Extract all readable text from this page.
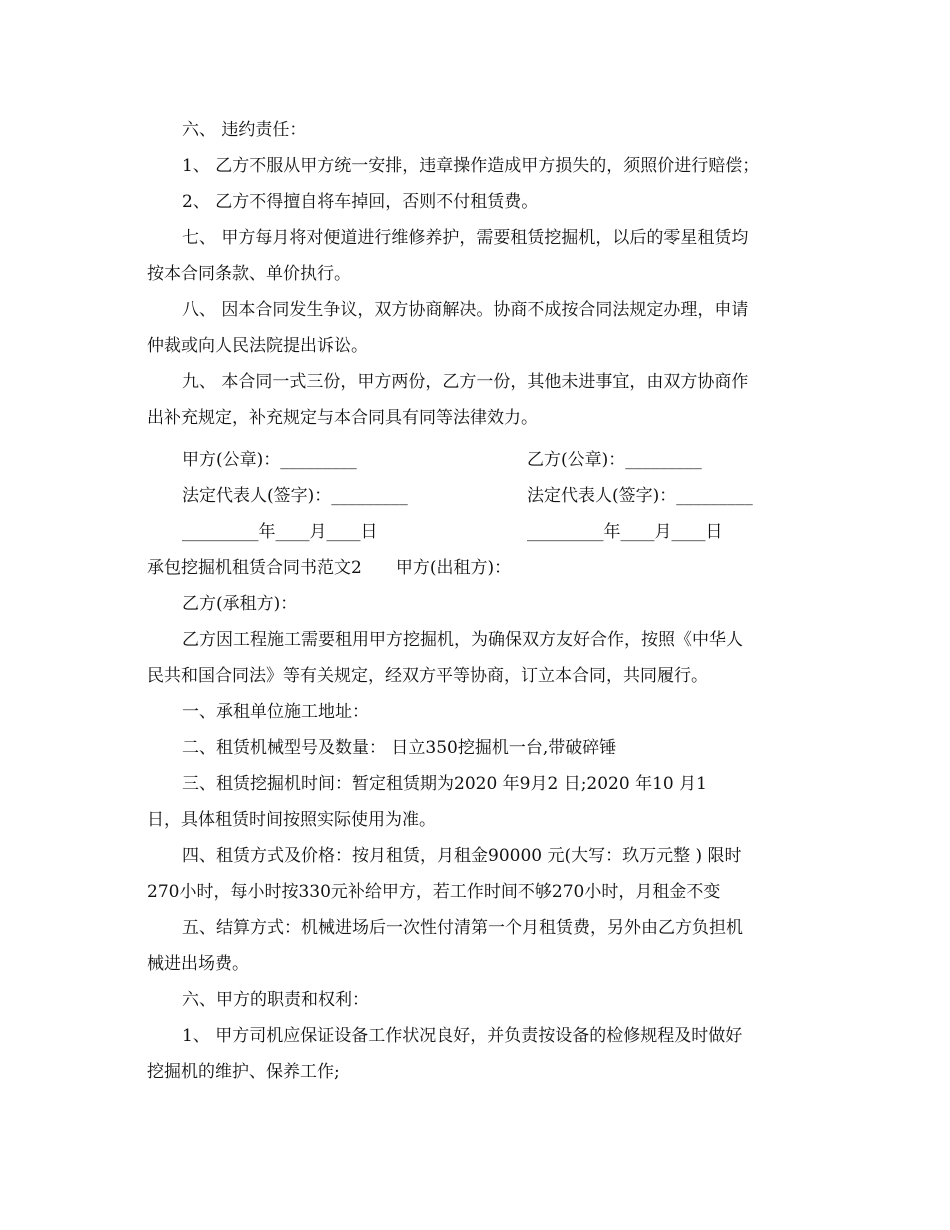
六、 违约责任：
1、 乙方不服从甲方统一安排，违章操作造成甲方损失的，须照价进行赔偿；
2、 乙方不得擅自将车掉回，否则不付租赁费。
七、 甲方每月将对便道进行维修养护，需要租赁挖掘机，以后的零星租赁均
按本合同条款、单价执行。
八、 因本合同发生争议，双方协商解决。协商不成按合同法规定办理，申请
仲裁或向人民法院提出诉讼。
九、 本合同一式三份，甲方两份，乙方一份，其他未进事宜，由双方协商作
出补充规定，补充规定与本合同具有同等法律效力。
甲方(公章)：_________	乙方(公章)：_________
法定代表人(签字)：_________	法定代表人(签字)：_________
_________年____月____日	_________年____月____日
承包挖掘机租赁合同书范文2　　甲方(出租方)：
乙方(承租方)：
乙方因工程施工需要租用甲方挖掘机，为确保双方友好合作，按照《中华人
民共和国合同法》等有关规定，经双方平等协商，订立本合同，共同履行。
一、承租单位施工地址：
二、租赁机械型号及数量： 日立350挖掘机一台,带破碎锤
三、租赁挖掘机时间：暂定租赁期为2020 年9月2 日;2020 年10 月1
日，具体租赁时间按照实际使用为准。
四、租赁方式及价格：按月租赁，月租金90000 元(大写：玖万元整 ) 限时
270小时，每小时按330元补给甲方，若工作时间不够270小时，月租金不变
五、结算方式：机械进场后一次性付清第一个月租赁费，另外由乙方负担机
械进出场费。
六、甲方的职责和权利：
1、 甲方司机应保证设备工作状况良好，并负责按设备的检修规程及时做好
挖掘机的维护、保养工作;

- Aim
Restate the data above word for word. Skip every picture.

- Answer for the task
Extract all readable text from this page.
六、 违约责任：
1、 乙方不服从甲方统一安排，违章操作造成甲方损失的，须照价进行赔偿；
2、 乙方不得擅自将车掉回，否则不付租赁费。
七、 甲方每月将对便道进行维修养护，需要租赁挖掘机，以后的零星租赁均
按本合同条款、单价执行。
八、 因本合同发生争议，双方协商解决。协商不成按合同法规定办理，申请
仲裁或向人民法院提出诉讼。
九、 本合同一式三份，甲方两份，乙方一份，其他未进事宜，由双方协商作
出补充规定，补充规定与本合同具有同等法律效力。
甲方(公章)：_________	乙方(公章)：_________
法定代表人(签字)：_________	法定代表人(签字)：_________
_________年____月____日	_________年____月____日
承包挖掘机租赁合同书范文2　　甲方(出租方)：
乙方(承租方)：
乙方因工程施工需要租用甲方挖掘机，为确保双方友好合作，按照《中华人
民共和国合同法》等有关规定，经双方平等协商，订立本合同，共同履行。
一、承租单位施工地址：
二、租赁机械型号及数量： 日立350挖掘机一台,带破碎锤
三、租赁挖掘机时间：暂定租赁期为2020 年9月2 日;2020 年10 月1
日，具体租赁时间按照实际使用为准。
四、租赁方式及价格：按月租赁，月租金90000 元(大写：玖万元整 ) 限时
270小时，每小时按330元补给甲方，若工作时间不够270小时，月租金不变
五、结算方式：机械进场后一次性付清第一个月租赁费，另外由乙方负担机
械进出场费。
六、甲方的职责和权利：
1、 甲方司机应保证设备工作状况良好，并负责按设备的检修规程及时做好
挖掘机的维护、保养工作;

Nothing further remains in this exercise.